* Your objective
The data below is to be returned in full and exactly.

* Collection entries

++++

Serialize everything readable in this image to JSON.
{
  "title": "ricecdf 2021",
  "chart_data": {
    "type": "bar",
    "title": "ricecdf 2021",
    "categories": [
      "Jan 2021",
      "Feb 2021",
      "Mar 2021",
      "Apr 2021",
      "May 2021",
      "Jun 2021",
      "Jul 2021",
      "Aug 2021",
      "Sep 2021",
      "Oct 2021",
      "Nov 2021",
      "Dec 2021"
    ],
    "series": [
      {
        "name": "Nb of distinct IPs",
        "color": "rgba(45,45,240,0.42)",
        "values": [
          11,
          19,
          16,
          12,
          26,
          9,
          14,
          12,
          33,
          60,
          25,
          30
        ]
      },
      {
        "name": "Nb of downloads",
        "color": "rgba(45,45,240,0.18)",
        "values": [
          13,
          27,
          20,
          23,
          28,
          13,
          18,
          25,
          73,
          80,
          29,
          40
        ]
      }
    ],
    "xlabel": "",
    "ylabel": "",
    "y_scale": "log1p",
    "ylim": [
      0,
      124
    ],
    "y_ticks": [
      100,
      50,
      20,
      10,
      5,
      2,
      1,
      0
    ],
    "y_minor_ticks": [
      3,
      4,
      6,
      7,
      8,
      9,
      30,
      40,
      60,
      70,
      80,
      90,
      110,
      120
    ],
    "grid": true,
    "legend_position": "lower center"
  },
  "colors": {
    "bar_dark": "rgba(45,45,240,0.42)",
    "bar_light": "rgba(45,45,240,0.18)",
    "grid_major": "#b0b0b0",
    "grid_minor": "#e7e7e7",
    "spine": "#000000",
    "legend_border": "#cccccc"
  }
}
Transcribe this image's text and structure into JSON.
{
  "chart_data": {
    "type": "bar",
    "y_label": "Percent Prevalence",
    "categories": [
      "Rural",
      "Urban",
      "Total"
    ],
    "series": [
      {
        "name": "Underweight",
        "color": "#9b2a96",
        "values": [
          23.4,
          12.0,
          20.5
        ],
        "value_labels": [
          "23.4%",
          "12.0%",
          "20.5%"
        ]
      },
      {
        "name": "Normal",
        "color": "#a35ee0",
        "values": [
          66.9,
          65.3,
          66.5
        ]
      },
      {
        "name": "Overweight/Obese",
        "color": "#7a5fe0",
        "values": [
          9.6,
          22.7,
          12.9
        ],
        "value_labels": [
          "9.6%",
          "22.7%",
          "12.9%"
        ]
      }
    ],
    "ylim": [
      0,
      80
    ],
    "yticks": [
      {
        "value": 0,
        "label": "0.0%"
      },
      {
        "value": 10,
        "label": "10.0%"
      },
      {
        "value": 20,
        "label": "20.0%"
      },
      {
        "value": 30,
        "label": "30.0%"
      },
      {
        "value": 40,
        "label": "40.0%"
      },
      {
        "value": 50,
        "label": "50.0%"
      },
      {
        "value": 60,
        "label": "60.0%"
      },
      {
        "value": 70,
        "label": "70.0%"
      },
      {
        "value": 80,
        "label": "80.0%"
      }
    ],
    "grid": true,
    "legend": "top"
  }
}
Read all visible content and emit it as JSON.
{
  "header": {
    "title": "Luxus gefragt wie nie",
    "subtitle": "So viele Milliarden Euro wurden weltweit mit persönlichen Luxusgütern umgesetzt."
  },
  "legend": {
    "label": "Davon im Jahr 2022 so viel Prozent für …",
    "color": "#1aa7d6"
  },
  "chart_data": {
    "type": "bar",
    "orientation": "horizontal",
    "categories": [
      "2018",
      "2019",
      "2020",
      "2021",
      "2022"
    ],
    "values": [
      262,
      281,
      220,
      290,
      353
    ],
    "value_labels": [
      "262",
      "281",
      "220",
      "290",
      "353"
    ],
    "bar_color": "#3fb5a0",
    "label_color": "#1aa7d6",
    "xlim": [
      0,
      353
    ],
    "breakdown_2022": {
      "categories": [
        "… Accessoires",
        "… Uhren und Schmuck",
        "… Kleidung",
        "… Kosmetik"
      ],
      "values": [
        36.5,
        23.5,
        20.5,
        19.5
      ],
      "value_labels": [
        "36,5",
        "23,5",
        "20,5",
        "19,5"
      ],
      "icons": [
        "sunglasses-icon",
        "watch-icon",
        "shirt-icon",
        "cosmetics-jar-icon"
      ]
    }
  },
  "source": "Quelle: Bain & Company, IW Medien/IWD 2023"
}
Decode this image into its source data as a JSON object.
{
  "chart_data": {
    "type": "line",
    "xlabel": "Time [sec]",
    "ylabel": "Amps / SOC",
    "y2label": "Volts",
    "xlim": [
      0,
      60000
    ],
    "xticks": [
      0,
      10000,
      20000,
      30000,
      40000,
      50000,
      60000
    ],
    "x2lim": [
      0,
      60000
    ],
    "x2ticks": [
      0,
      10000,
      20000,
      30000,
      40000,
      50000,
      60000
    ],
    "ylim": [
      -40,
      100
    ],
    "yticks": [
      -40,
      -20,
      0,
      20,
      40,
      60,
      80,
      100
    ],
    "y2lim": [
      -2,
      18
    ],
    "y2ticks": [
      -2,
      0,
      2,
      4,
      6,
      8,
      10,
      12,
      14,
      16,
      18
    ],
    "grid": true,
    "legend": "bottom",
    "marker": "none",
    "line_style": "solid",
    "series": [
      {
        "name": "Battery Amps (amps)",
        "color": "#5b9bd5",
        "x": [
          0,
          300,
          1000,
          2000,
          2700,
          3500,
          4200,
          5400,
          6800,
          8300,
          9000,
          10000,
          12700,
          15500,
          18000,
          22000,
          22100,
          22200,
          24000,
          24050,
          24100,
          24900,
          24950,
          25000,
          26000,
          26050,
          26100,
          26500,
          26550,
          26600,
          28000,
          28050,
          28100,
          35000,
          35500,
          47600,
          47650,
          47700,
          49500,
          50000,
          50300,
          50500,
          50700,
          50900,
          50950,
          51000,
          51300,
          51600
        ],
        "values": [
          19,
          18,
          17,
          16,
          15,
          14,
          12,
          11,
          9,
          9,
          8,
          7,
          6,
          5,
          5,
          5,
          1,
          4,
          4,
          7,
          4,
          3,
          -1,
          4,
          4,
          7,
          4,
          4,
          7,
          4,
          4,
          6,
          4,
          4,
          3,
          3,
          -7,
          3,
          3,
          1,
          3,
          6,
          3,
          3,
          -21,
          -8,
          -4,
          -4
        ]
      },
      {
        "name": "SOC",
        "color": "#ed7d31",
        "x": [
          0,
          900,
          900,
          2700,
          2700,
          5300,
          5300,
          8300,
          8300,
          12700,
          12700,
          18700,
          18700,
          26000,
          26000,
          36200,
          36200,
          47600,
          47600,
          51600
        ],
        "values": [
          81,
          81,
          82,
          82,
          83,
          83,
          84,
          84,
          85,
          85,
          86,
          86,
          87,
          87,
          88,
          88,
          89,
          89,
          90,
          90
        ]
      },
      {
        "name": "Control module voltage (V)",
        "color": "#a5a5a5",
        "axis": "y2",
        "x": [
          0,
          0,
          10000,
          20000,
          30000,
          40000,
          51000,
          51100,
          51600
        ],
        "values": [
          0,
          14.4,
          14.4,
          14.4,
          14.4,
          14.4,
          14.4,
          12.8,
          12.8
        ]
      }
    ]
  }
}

++++

* Solution to this problem
Serialize everything readable in this image to JSON.
{
  "title": "ricecdf 2021",
  "chart_data": {
    "type": "bar",
    "title": "ricecdf 2021",
    "categories": [
      "Jan 2021",
      "Feb 2021",
      "Mar 2021",
      "Apr 2021",
      "May 2021",
      "Jun 2021",
      "Jul 2021",
      "Aug 2021",
      "Sep 2021",
      "Oct 2021",
      "Nov 2021",
      "Dec 2021"
    ],
    "series": [
      {
        "name": "Nb of distinct IPs",
        "color": "rgba(45,45,240,0.42)",
        "values": [
          11,
          19,
          16,
          12,
          26,
          9,
          14,
          12,
          33,
          60,
          25,
          30
        ]
      },
      {
        "name": "Nb of downloads",
        "color": "rgba(45,45,240,0.18)",
        "values": [
          13,
          27,
          20,
          23,
          28,
          13,
          18,
          25,
          73,
          80,
          29,
          40
        ]
      }
    ],
    "xlabel": "",
    "ylabel": "",
    "y_scale": "log1p",
    "ylim": [
      0,
      124
    ],
    "y_ticks": [
      100,
      50,
      20,
      10,
      5,
      2,
      1,
      0
    ],
    "y_minor_ticks": [
      3,
      4,
      6,
      7,
      8,
      9,
      30,
      40,
      60,
      70,
      80,
      90,
      110,
      120
    ],
    "grid": true,
    "legend_position": "lower center"
  },
  "colors": {
    "bar_dark": "rgba(45,45,240,0.42)",
    "bar_light": "rgba(45,45,240,0.18)",
    "grid_major": "#b0b0b0",
    "grid_minor": "#e7e7e7",
    "spine": "#000000",
    "legend_border": "#cccccc"
  }
}
Transcribe this image's text and structure into JSON.
{
  "chart_data": {
    "type": "bar",
    "y_label": "Percent Prevalence",
    "categories": [
      "Rural",
      "Urban",
      "Total"
    ],
    "series": [
      {
        "name": "Underweight",
        "color": "#9b2a96",
        "values": [
          23.4,
          12.0,
          20.5
        ],
        "value_labels": [
          "23.4%",
          "12.0%",
          "20.5%"
        ]
      },
      {
        "name": "Normal",
        "color": "#a35ee0",
        "values": [
          66.9,
          65.3,
          66.5
        ]
      },
      {
        "name": "Overweight/Obese",
        "color": "#7a5fe0",
        "values": [
          9.6,
          22.7,
          12.9
        ],
        "value_labels": [
          "9.6%",
          "22.7%",
          "12.9%"
        ]
      }
    ],
    "ylim": [
      0,
      80
    ],
    "yticks": [
      {
        "value": 0,
        "label": "0.0%"
      },
      {
        "value": 10,
        "label": "10.0%"
      },
      {
        "value": 20,
        "label": "20.0%"
      },
      {
        "value": 30,
        "label": "30.0%"
      },
      {
        "value": 40,
        "label": "40.0%"
      },
      {
        "value": 50,
        "label": "50.0%"
      },
      {
        "value": 60,
        "label": "60.0%"
      },
      {
        "value": 70,
        "label": "70.0%"
      },
      {
        "value": 80,
        "label": "80.0%"
      }
    ],
    "grid": true,
    "legend": "top"
  }
}
Read all visible content and emit it as JSON.
{
  "header": {
    "title": "Luxus gefragt wie nie",
    "subtitle": "So viele Milliarden Euro wurden weltweit mit persönlichen Luxusgütern umgesetzt."
  },
  "legend": {
    "label": "Davon im Jahr 2022 so viel Prozent für …",
    "color": "#1aa7d6"
  },
  "chart_data": {
    "type": "bar",
    "orientation": "horizontal",
    "categories": [
      "2018",
      "2019",
      "2020",
      "2021",
      "2022"
    ],
    "values": [
      262,
      281,
      220,
      290,
      353
    ],
    "value_labels": [
      "262",
      "281",
      "220",
      "290",
      "353"
    ],
    "bar_color": "#3fb5a0",
    "label_color": "#1aa7d6",
    "xlim": [
      0,
      353
    ],
    "breakdown_2022": {
      "categories": [
        "… Accessoires",
        "… Uhren und Schmuck",
        "… Kleidung",
        "… Kosmetik"
      ],
      "values": [
        36.5,
        23.5,
        20.5,
        19.5
      ],
      "value_labels": [
        "36,5",
        "23,5",
        "20,5",
        "19,5"
      ],
      "icons": [
        "sunglasses-icon",
        "watch-icon",
        "shirt-icon",
        "cosmetics-jar-icon"
      ]
    }
  },
  "source": "Quelle: Bain & Company, IW Medien/IWD 2023"
}
Decode this image into its source data as a JSON object.
{
  "chart_data": {
    "type": "line",
    "xlabel": "Time [sec]",
    "ylabel": "Amps / SOC",
    "y2label": "Volts",
    "xlim": [
      0,
      60000
    ],
    "xticks": [
      0,
      10000,
      20000,
      30000,
      40000,
      50000,
      60000
    ],
    "x2lim": [
      0,
      60000
    ],
    "x2ticks": [
      0,
      10000,
      20000,
      30000,
      40000,
      50000,
      60000
    ],
    "ylim": [
      -40,
      100
    ],
    "yticks": [
      -40,
      -20,
      0,
      20,
      40,
      60,
      80,
      100
    ],
    "y2lim": [
      -2,
      18
    ],
    "y2ticks": [
      -2,
      0,
      2,
      4,
      6,
      8,
      10,
      12,
      14,
      16,
      18
    ],
    "grid": true,
    "legend": "bottom",
    "marker": "none",
    "line_style": "solid",
    "series": [
      {
        "name": "Battery Amps (amps)",
        "color": "#5b9bd5",
        "x": [
          0,
          300,
          1000,
          2000,
          2700,
          3500,
          4200,
          5400,
          6800,
          8300,
          9000,
          10000,
          12700,
          15500,
          18000,
          22000,
          22100,
          22200,
          24000,
          24050,
          24100,
          24900,
          24950,
          25000,
          26000,
          26050,
          26100,
          26500,
          26550,
          26600,
          28000,
          28050,
          28100,
          35000,
          35500,
          47600,
          47650,
          47700,
          49500,
          50000,
          50300,
          50500,
          50700,
          50900,
          50950,
          51000,
          51300,
          51600
        ],
        "values": [
          19,
          18,
          17,
          16,
          15,
          14,
          12,
          11,
          9,
          9,
          8,
          7,
          6,
          5,
          5,
          5,
          1,
          4,
          4,
          7,
          4,
          3,
          -1,
          4,
          4,
          7,
          4,
          4,
          7,
          4,
          4,
          6,
          4,
          4,
          3,
          3,
          -7,
          3,
          3,
          1,
          3,
          6,
          3,
          3,
          -21,
          -8,
          -4,
          -4
        ]
      },
      {
        "name": "SOC",
        "color": "#ed7d31",
        "x": [
          0,
          900,
          900,
          2700,
          2700,
          5300,
          5300,
          8300,
          8300,
          12700,
          12700,
          18700,
          18700,
          26000,
          26000,
          36200,
          36200,
          47600,
          47600,
          51600
        ],
        "values": [
          81,
          81,
          82,
          82,
          83,
          83,
          84,
          84,
          85,
          85,
          86,
          86,
          87,
          87,
          88,
          88,
          89,
          89,
          90,
          90
        ]
      },
      {
        "name": "Control module voltage (V)",
        "color": "#a5a5a5",
        "axis": "y2",
        "x": [
          0,
          0,
          10000,
          20000,
          30000,
          40000,
          51000,
          51100,
          51600
        ],
        "values": [
          0,
          14.4,
          14.4,
          14.4,
          14.4,
          14.4,
          14.4,
          12.8,
          12.8
        ]
      }
    ]
  }
}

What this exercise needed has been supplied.